Items listed in a dataset

==========

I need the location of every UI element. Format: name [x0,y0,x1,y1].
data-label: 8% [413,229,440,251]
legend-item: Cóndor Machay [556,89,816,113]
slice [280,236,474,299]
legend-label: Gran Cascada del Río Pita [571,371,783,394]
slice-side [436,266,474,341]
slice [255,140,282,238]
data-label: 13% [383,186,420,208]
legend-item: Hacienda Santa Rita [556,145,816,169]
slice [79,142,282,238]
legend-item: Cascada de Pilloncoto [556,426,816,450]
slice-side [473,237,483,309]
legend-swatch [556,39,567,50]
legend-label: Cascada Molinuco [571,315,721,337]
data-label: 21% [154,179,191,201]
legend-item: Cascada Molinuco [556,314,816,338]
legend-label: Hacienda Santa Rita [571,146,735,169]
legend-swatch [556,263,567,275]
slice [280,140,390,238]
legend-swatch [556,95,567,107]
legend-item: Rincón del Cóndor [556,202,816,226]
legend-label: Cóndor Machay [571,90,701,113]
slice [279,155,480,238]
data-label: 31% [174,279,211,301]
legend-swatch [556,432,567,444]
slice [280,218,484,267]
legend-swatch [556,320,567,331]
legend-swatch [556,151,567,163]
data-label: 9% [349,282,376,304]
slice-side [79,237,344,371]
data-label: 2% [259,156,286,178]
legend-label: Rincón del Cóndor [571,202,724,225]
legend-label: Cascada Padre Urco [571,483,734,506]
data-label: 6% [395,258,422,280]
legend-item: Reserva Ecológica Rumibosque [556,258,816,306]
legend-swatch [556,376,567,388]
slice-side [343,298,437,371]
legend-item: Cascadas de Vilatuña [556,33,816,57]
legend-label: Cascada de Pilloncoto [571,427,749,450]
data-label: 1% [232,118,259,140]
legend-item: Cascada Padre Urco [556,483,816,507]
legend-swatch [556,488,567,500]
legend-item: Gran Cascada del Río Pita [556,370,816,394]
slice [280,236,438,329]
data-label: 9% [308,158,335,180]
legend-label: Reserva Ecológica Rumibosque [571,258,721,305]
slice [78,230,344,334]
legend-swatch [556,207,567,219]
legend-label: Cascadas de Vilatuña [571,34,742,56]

==========

[Goal]:
Reproduce the part of the records that runs from the start through the line containing "legend-swatch [556,39,567,50]", including both ends.

[Output for this task]:
I need the location of every UI element. Format: name [x0,y0,x1,y1].
data-label: 8% [413,229,440,251]
legend-item: Cóndor Machay [556,89,816,113]
slice [280,236,474,299]
legend-label: Gran Cascada del Río Pita [571,371,783,394]
slice-side [436,266,474,341]
slice [255,140,282,238]
data-label: 13% [383,186,420,208]
legend-item: Hacienda Santa Rita [556,145,816,169]
slice [79,142,282,238]
legend-item: Cascada de Pilloncoto [556,426,816,450]
slice-side [473,237,483,309]
legend-swatch [556,39,567,50]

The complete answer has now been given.